- Data provided
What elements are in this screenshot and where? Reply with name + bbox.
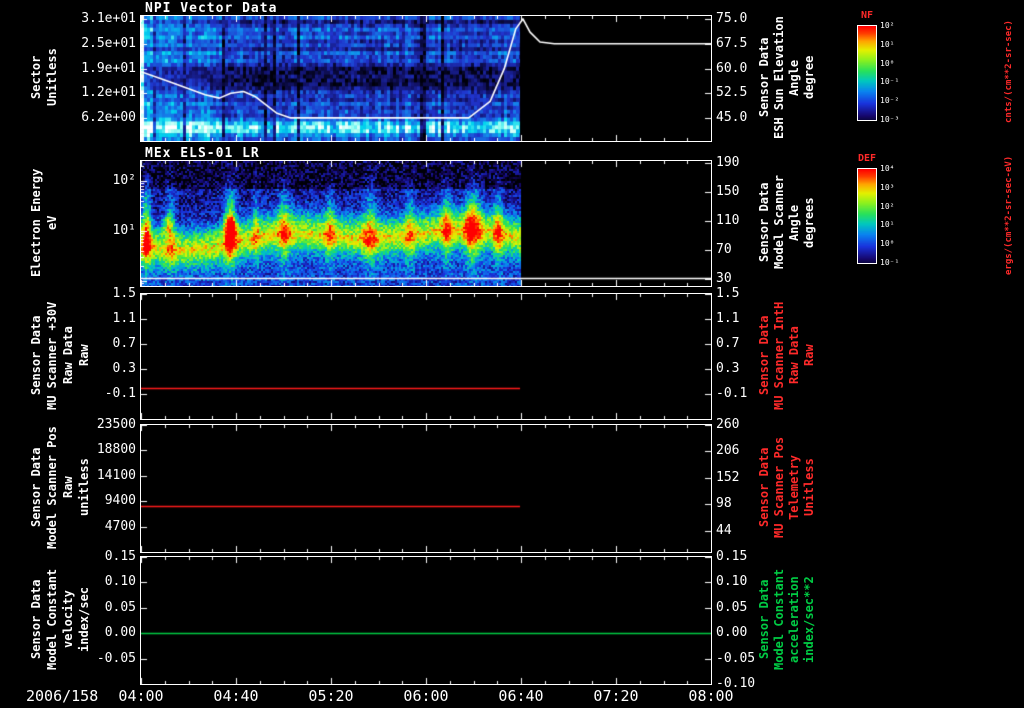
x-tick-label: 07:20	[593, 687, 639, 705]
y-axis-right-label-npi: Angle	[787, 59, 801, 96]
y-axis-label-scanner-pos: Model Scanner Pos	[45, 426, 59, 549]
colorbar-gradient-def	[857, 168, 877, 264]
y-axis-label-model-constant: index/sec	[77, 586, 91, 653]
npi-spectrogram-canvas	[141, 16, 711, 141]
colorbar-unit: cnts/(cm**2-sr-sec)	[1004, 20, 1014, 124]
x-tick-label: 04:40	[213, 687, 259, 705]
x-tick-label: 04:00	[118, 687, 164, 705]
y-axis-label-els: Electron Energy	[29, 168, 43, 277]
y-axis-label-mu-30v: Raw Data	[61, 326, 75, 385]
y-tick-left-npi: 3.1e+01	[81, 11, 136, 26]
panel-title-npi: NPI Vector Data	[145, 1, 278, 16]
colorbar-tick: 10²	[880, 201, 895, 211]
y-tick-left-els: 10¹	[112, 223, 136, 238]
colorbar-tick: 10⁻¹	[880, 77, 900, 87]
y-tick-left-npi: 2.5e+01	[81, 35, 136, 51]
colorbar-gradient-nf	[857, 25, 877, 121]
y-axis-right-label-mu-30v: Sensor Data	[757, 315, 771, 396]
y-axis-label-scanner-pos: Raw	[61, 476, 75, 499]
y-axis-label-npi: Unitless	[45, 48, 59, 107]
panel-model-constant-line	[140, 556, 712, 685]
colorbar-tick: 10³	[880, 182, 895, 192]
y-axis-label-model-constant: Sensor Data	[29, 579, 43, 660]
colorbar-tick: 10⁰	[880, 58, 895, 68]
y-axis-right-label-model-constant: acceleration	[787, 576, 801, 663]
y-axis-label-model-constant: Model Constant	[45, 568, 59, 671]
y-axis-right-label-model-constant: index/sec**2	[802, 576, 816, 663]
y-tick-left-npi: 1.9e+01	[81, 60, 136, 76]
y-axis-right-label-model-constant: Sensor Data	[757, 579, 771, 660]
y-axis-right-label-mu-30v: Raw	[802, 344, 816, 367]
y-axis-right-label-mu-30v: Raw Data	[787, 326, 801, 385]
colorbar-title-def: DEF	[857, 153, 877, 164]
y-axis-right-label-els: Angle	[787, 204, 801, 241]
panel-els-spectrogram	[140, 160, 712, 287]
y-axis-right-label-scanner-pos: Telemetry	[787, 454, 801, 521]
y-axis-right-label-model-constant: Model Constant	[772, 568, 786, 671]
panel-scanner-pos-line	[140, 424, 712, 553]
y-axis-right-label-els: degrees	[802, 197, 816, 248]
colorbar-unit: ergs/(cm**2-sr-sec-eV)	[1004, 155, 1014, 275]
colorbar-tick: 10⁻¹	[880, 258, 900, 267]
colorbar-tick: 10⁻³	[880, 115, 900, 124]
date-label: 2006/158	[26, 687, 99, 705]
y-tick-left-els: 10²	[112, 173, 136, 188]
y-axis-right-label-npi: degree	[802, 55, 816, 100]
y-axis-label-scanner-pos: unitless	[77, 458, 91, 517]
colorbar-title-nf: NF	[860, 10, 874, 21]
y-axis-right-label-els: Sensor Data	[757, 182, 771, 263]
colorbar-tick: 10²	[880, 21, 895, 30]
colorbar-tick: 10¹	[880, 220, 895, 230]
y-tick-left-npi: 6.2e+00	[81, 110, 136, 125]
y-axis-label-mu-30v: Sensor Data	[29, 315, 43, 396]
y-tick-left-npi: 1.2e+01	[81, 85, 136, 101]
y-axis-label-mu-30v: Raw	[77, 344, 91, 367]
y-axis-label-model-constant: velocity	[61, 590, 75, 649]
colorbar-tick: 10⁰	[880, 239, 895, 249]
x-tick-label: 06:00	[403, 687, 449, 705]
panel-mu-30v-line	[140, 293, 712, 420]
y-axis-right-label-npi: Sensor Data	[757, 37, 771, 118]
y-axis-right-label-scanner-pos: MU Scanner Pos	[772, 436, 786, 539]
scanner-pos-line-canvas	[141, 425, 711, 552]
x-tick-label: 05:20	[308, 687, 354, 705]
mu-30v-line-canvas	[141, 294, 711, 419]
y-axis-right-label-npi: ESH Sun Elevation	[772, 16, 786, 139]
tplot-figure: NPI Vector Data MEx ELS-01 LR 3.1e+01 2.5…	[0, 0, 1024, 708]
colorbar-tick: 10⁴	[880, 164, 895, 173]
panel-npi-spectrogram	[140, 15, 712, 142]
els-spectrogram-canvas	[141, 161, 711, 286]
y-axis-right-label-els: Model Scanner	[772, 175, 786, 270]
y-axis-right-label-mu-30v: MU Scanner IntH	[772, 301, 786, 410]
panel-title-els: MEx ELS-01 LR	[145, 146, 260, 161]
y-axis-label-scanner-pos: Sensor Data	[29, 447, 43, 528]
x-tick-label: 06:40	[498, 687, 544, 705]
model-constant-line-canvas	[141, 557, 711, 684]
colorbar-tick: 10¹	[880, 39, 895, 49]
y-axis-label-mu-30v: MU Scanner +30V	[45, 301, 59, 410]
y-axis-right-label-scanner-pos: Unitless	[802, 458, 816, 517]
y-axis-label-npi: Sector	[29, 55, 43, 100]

- Task prompt
Pull out every line in the rows above that contains the string "spectrogram".

- Result of this task
npi-spectrogram-canvas	[141, 16, 711, 141]
panel-els-spectrogram	[140, 160, 712, 287]
panel-npi-spectrogram	[140, 15, 712, 142]
els-spectrogram-canvas	[141, 161, 711, 286]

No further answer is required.